**GIVEN INFORMATION**
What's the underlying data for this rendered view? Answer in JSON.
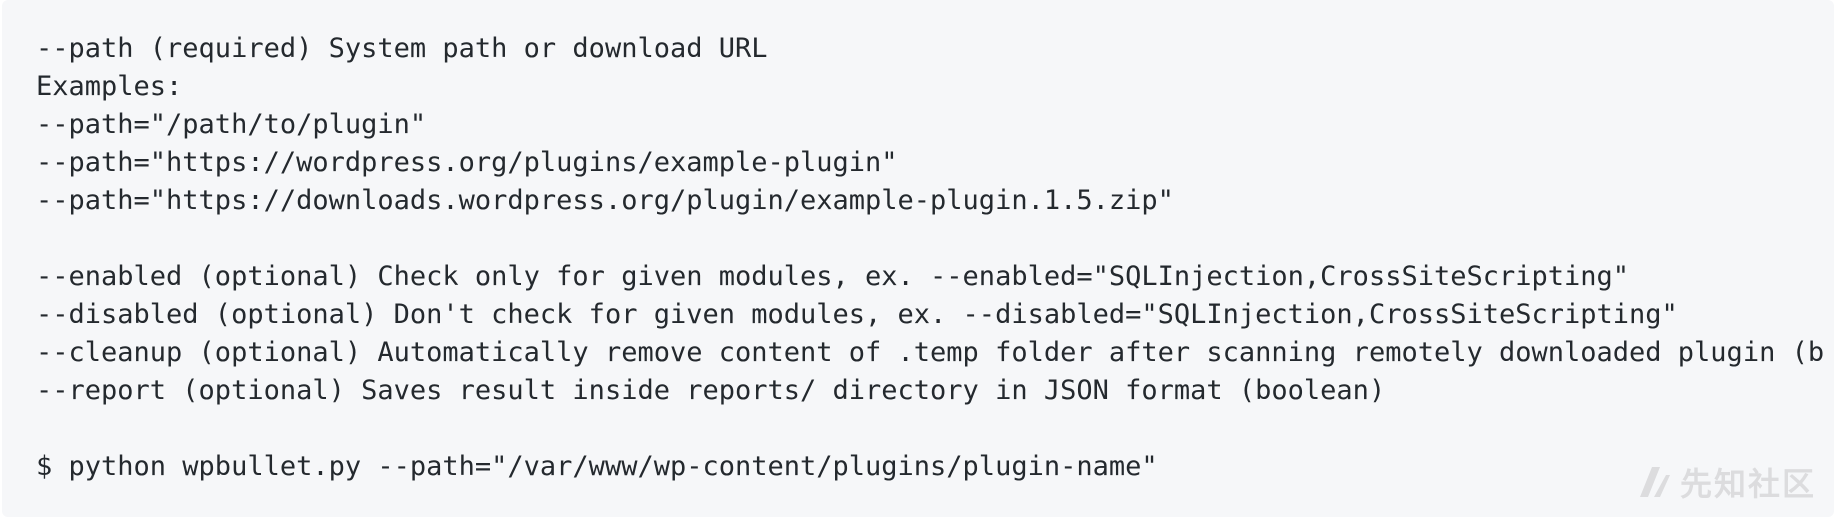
{
  "code_block": {
    "lines": [
      "--path (required) System path or download URL",
      "Examples:",
      "--path=\"/path/to/plugin\"",
      "--path=\"https://wordpress.org/plugins/example-plugin\"",
      "--path=\"https://downloads.wordpress.org/plugin/example-plugin.1.5.zip\"",
      "",
      "--enabled (optional) Check only for given modules, ex. --enabled=\"SQLInjection,CrossSiteScripting\"",
      "--disabled (optional) Don't check for given modules, ex. --disabled=\"SQLInjection,CrossSiteScripting\"",
      "--cleanup (optional) Automatically remove content of .temp folder after scanning remotely downloaded plugin (b",
      "--report (optional) Saves result inside reports/ directory in JSON format (boolean)",
      "",
      "$ python wpbullet.py --path=\"/var/www/wp-content/plugins/plugin-name\""
    ]
  },
  "watermark": {
    "text": "先知社区",
    "icon": "xianzhi-logo-icon"
  }
}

**GOAL**
Copy the listing exactly. Any image in it stays out of the copy.

**ANSWER IN FULL**
What's the underlying data for this rendered view? Answer in JSON.
{
  "code_block": {
    "lines": [
      "--path (required) System path or download URL",
      "Examples:",
      "--path=\"/path/to/plugin\"",
      "--path=\"https://wordpress.org/plugins/example-plugin\"",
      "--path=\"https://downloads.wordpress.org/plugin/example-plugin.1.5.zip\"",
      "",
      "--enabled (optional) Check only for given modules, ex. --enabled=\"SQLInjection,CrossSiteScripting\"",
      "--disabled (optional) Don't check for given modules, ex. --disabled=\"SQLInjection,CrossSiteScripting\"",
      "--cleanup (optional) Automatically remove content of .temp folder after scanning remotely downloaded plugin (b",
      "--report (optional) Saves result inside reports/ directory in JSON format (boolean)",
      "",
      "$ python wpbullet.py --path=\"/var/www/wp-content/plugins/plugin-name\""
    ]
  },
  "watermark": {
    "text": "先知社区",
    "icon": "xianzhi-logo-icon"
  }
}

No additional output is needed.